PROBLEM DESCRIPTION — Where a line holds the word "this", copy that line.

RECORDS FOR THE TASK —
— BEGIN —

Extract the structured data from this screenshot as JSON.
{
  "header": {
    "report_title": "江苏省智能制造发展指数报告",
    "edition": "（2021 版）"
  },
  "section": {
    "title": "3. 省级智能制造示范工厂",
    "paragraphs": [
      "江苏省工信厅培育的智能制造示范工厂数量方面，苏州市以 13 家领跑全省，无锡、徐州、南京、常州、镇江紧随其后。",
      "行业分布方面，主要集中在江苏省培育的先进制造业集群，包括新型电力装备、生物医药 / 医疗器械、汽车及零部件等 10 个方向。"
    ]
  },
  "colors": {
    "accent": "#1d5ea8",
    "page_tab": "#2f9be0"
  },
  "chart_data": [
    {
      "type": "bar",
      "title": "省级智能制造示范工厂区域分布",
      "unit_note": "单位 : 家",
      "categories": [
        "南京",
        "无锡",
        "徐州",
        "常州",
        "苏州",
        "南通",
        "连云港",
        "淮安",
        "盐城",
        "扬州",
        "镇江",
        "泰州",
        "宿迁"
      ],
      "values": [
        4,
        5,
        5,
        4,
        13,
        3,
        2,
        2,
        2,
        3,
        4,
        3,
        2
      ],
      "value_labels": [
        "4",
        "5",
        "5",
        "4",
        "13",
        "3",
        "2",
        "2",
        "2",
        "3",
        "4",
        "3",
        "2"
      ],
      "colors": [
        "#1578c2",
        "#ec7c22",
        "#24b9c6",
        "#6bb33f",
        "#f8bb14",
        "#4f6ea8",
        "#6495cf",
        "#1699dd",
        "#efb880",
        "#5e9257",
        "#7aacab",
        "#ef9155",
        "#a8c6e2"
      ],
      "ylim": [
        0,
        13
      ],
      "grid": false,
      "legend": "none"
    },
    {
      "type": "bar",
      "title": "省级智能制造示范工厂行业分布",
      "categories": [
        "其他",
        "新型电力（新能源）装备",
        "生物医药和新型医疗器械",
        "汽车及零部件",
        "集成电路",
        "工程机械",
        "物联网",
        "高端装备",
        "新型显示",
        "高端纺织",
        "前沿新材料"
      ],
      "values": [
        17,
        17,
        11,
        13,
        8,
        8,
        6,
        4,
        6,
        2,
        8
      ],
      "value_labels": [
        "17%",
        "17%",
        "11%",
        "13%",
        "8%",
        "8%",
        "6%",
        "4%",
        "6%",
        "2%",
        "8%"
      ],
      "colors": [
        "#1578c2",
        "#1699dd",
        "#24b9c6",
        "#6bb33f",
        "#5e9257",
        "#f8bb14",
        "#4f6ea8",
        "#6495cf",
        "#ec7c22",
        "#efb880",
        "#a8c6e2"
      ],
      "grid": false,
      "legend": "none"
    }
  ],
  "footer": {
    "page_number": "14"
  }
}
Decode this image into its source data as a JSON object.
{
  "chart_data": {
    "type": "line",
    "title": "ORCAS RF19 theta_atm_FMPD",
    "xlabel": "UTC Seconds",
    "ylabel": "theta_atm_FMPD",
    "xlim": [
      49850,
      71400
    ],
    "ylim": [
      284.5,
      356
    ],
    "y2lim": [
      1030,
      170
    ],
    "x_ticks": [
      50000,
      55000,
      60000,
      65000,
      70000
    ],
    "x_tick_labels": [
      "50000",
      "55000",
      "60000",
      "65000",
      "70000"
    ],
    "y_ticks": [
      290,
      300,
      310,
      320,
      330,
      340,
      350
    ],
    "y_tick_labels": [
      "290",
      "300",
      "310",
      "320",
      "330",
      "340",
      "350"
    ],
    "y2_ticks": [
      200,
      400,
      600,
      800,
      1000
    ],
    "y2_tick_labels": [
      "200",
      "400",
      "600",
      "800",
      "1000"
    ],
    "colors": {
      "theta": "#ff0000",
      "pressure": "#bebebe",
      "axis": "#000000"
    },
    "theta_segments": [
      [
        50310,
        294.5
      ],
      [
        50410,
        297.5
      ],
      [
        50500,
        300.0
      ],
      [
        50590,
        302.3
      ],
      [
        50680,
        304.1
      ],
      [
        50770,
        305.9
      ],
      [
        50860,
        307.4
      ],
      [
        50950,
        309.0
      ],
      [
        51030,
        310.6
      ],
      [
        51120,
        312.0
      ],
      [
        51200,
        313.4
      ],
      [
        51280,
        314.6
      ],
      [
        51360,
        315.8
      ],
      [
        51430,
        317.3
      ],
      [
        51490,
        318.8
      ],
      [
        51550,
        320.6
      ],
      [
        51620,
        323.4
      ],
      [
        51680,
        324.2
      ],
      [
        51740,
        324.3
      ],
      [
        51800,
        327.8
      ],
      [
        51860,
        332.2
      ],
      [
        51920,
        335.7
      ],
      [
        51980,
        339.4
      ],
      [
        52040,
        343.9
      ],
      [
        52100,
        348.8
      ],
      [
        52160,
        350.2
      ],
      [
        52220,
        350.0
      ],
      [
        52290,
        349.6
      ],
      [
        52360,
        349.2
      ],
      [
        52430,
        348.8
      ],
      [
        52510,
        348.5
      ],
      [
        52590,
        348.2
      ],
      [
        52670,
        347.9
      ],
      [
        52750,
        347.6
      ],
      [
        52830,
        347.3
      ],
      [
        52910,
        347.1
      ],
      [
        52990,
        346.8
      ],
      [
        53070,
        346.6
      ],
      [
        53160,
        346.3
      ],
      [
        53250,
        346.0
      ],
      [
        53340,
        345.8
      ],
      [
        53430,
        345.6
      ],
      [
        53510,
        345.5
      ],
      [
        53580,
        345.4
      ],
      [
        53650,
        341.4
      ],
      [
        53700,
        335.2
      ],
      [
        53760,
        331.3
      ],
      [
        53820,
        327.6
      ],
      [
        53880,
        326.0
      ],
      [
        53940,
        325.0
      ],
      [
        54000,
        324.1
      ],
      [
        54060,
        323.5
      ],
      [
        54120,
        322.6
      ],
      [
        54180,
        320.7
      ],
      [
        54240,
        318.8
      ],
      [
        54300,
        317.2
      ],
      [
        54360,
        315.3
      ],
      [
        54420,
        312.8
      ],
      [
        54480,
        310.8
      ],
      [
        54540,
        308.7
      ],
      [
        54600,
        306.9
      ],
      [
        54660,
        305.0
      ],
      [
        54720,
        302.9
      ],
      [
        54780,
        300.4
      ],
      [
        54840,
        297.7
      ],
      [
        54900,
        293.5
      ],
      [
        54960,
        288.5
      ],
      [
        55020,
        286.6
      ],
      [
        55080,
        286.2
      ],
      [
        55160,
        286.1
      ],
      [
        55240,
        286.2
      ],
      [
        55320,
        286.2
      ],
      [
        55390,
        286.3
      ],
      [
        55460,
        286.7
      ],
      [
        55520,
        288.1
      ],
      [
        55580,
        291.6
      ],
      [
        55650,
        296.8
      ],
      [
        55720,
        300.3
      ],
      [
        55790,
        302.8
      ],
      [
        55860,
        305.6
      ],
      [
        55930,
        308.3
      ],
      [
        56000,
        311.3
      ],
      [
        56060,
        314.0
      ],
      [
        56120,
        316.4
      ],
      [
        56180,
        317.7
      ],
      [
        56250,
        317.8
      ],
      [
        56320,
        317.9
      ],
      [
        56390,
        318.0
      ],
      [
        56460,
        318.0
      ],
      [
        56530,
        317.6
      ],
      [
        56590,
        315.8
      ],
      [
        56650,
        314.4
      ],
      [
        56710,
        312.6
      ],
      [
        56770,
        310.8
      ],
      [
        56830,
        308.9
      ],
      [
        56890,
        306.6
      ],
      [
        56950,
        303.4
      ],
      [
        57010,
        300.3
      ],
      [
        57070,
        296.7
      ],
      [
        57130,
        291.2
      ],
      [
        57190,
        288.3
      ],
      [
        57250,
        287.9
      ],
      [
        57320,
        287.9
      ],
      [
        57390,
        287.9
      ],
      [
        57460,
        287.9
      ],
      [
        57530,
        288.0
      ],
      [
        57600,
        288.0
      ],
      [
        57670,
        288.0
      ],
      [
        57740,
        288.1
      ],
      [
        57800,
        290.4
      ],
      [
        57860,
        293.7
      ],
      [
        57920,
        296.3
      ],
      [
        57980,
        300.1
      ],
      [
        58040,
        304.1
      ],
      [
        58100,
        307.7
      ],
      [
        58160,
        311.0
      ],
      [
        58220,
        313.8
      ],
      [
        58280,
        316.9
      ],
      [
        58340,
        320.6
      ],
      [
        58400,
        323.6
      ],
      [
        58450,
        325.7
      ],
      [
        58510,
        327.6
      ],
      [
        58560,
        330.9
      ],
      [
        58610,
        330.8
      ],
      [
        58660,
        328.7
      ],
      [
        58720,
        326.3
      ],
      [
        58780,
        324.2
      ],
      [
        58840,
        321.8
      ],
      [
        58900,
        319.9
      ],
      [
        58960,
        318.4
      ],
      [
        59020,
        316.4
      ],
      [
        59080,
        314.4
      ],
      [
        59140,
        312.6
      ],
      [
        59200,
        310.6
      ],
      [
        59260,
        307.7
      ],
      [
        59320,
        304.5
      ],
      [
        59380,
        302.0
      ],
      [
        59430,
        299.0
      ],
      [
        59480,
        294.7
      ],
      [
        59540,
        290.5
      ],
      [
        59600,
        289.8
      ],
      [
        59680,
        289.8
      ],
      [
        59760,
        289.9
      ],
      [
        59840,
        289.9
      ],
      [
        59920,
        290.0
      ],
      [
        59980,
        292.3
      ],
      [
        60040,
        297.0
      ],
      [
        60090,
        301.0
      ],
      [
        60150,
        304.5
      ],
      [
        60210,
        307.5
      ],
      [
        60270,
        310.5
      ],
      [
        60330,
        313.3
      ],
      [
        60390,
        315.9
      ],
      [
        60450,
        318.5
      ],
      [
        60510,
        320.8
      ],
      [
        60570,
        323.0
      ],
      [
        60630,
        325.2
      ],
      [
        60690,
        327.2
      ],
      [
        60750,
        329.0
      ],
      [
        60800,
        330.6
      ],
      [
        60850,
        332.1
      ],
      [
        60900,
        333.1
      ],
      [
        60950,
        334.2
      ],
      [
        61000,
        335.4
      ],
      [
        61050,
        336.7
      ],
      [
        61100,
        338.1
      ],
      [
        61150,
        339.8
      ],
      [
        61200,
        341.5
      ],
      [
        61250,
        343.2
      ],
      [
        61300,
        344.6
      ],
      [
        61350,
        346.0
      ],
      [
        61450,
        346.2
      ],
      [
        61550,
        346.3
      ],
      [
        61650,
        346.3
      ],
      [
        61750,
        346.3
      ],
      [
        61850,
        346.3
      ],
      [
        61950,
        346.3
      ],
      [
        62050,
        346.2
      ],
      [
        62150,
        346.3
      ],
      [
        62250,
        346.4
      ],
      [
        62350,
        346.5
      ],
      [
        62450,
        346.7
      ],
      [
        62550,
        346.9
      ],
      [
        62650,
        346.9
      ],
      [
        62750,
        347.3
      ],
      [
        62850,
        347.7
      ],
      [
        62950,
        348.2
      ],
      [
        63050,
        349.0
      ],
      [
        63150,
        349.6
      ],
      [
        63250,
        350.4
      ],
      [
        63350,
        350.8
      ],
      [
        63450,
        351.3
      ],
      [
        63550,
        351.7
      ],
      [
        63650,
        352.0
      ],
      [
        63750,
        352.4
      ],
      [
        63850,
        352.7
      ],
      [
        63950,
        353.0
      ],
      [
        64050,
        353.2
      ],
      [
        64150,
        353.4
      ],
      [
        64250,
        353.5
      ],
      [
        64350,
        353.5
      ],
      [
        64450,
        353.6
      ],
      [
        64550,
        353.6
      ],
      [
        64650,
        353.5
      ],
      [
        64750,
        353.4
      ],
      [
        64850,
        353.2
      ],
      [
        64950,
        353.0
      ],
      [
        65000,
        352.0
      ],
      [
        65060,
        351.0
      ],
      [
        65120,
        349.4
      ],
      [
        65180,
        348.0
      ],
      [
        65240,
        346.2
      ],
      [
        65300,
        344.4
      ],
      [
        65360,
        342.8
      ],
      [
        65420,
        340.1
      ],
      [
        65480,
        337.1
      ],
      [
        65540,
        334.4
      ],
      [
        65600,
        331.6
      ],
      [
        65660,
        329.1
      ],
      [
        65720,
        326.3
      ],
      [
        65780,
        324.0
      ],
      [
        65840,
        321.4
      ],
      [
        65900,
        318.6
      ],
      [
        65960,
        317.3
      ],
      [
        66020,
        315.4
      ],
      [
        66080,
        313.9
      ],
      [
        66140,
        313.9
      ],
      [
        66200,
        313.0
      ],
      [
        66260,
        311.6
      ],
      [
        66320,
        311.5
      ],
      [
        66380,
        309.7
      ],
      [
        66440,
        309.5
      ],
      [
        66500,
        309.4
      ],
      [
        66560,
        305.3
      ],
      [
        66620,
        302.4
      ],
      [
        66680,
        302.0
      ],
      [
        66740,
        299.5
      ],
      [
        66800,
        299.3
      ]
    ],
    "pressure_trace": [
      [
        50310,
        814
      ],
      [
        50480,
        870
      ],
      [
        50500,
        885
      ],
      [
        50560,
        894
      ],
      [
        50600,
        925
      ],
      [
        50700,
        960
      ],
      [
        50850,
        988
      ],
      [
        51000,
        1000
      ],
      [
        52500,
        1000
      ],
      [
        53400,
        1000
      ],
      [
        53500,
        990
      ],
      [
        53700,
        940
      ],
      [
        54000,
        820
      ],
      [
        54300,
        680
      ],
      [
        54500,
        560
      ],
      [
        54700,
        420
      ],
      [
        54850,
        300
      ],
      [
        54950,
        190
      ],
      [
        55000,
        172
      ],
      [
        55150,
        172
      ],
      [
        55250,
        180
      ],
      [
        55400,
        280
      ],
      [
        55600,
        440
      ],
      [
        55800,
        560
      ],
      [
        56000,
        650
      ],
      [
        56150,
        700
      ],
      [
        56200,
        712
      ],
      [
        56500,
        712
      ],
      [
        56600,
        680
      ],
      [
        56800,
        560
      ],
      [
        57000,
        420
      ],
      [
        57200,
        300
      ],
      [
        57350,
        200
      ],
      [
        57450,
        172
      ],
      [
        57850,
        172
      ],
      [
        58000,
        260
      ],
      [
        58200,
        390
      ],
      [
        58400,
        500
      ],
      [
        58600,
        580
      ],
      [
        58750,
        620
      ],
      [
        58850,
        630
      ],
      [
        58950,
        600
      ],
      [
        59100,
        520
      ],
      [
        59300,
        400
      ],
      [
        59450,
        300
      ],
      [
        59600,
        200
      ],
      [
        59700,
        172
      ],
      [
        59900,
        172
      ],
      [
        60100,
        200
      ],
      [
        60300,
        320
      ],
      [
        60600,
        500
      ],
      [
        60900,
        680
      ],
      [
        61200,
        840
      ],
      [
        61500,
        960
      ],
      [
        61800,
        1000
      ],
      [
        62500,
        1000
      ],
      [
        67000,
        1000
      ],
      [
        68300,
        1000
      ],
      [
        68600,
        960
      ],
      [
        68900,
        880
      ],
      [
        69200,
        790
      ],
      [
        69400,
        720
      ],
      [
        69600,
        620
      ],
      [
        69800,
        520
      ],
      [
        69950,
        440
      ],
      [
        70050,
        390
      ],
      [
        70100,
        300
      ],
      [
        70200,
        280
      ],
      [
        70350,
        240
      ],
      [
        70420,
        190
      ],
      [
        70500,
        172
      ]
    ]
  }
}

— END —

COMPLETED EXERCISE —
Extract the structured data from this screenshot as JSON.
Decode this image into its source data as a JSON object.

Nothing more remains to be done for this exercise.